# SHORT PROBLEM
Copy out the lines that have "manufacturer" in them.

# Dataset excerpt
# # # # #

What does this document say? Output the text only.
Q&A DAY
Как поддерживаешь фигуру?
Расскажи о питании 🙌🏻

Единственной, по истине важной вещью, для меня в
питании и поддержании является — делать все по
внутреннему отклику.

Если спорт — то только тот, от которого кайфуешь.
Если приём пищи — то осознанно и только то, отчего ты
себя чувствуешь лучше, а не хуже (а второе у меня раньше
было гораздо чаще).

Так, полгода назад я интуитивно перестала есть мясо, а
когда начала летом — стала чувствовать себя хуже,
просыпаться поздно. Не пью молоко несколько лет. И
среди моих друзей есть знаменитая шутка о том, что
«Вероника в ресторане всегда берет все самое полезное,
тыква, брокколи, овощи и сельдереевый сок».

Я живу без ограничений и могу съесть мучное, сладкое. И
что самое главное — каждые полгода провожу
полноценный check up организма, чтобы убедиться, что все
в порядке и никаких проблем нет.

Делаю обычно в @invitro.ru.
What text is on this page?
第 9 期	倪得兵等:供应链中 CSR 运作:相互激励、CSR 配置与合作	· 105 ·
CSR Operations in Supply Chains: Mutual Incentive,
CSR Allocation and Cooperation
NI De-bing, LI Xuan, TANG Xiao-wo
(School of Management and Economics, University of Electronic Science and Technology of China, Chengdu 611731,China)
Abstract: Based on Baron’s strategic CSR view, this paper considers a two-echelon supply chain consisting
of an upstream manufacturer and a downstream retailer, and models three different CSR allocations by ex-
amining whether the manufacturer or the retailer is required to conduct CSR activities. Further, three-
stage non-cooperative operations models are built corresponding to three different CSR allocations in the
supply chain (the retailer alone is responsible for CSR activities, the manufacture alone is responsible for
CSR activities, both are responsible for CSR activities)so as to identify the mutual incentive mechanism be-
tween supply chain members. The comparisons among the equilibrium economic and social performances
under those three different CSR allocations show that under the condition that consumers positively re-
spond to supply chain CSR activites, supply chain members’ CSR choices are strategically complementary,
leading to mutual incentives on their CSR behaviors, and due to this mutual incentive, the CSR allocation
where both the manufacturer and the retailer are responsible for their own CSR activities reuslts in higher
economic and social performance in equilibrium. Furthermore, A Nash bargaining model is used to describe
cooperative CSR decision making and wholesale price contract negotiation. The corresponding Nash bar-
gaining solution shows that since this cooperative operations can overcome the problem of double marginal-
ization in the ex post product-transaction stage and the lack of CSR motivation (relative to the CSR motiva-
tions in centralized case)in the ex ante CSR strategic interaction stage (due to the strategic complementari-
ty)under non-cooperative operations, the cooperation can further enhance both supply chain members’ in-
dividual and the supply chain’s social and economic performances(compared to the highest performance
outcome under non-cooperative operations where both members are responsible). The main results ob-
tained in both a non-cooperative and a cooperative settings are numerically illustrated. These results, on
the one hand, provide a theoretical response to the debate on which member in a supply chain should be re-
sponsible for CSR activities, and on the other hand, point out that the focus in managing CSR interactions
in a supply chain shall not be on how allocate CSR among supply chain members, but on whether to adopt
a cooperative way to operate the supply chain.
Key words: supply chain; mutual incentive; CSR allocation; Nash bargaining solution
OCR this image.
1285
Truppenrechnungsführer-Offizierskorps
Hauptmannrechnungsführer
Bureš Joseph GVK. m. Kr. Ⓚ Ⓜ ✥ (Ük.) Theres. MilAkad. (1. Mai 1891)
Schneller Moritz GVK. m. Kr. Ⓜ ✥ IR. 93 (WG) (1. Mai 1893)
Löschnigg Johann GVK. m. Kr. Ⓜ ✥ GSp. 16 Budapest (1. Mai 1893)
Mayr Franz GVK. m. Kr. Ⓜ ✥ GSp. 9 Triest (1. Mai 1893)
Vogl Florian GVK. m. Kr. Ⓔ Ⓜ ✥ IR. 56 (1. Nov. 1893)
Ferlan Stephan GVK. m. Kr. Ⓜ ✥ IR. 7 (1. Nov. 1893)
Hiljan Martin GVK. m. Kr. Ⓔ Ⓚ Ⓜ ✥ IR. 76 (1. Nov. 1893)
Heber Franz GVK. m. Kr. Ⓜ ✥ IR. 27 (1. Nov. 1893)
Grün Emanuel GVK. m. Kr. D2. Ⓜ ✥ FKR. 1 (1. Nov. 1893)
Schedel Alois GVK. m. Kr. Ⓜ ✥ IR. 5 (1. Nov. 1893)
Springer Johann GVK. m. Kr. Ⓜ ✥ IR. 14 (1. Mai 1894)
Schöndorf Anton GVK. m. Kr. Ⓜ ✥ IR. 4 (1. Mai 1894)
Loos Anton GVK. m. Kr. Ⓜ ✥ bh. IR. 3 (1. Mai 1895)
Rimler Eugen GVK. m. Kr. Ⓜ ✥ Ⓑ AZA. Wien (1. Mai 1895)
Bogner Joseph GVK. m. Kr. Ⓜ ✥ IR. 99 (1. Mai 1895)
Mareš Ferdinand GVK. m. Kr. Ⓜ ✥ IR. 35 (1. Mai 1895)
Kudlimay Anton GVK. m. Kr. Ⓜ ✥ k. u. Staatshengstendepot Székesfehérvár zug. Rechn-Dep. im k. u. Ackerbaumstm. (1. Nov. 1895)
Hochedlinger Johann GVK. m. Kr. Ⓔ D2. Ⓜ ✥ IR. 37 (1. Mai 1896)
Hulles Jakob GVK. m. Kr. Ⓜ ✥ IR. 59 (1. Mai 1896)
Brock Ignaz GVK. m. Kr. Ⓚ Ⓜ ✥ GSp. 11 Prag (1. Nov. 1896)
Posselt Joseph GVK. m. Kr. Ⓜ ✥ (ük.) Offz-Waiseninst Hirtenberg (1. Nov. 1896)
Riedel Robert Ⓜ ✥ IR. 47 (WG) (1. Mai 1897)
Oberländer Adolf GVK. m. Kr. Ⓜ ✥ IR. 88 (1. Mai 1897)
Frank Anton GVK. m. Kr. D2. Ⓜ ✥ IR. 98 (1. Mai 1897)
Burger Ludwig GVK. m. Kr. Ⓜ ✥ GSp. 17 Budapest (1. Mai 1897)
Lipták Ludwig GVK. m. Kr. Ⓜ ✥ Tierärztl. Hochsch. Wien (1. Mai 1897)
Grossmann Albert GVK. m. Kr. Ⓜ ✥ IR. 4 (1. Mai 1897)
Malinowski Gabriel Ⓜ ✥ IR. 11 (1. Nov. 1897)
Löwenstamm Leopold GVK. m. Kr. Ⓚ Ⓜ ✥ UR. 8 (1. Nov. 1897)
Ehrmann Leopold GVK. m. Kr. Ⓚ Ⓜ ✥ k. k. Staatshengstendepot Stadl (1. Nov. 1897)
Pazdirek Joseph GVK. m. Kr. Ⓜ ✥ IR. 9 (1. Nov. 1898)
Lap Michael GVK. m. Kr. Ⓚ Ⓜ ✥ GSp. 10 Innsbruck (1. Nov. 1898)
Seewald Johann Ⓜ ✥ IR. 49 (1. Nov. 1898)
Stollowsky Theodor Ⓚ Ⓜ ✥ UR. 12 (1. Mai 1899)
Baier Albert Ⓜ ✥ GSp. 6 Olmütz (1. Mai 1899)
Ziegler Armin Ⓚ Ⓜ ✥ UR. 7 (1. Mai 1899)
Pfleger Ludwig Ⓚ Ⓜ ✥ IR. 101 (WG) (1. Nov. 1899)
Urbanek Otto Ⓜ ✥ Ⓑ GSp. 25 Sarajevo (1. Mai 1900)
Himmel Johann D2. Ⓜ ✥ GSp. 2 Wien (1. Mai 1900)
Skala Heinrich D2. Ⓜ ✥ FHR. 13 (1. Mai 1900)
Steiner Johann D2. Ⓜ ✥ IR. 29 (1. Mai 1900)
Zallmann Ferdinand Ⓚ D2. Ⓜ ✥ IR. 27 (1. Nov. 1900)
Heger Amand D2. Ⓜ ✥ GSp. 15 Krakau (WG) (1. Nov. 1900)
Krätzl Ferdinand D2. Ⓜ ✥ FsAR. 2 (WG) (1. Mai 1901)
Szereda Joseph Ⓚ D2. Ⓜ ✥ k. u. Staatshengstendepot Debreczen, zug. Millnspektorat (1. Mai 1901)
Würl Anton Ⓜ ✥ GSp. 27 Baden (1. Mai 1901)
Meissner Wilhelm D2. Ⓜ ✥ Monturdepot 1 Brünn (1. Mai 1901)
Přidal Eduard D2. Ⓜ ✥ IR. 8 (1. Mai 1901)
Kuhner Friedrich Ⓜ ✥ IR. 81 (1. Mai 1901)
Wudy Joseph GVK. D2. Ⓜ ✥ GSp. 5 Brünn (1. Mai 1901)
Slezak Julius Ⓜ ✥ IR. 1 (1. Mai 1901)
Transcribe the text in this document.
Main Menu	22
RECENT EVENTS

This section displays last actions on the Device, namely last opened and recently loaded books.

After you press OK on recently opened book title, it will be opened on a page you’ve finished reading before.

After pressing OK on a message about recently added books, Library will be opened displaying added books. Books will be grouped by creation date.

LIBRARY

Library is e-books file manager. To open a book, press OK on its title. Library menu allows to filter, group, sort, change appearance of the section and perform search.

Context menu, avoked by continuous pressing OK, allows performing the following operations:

# # # # #

# WRITTEN ANSWER
of an upstream manufacturer and a downstream retailer, and models three different CSR allocations by ex-
amining whether the manufacturer or the retailer is required to conduct CSR activities. Further, three-
where both the manufacturer and the retailer are responsible for their own CSR activities reuslts in higher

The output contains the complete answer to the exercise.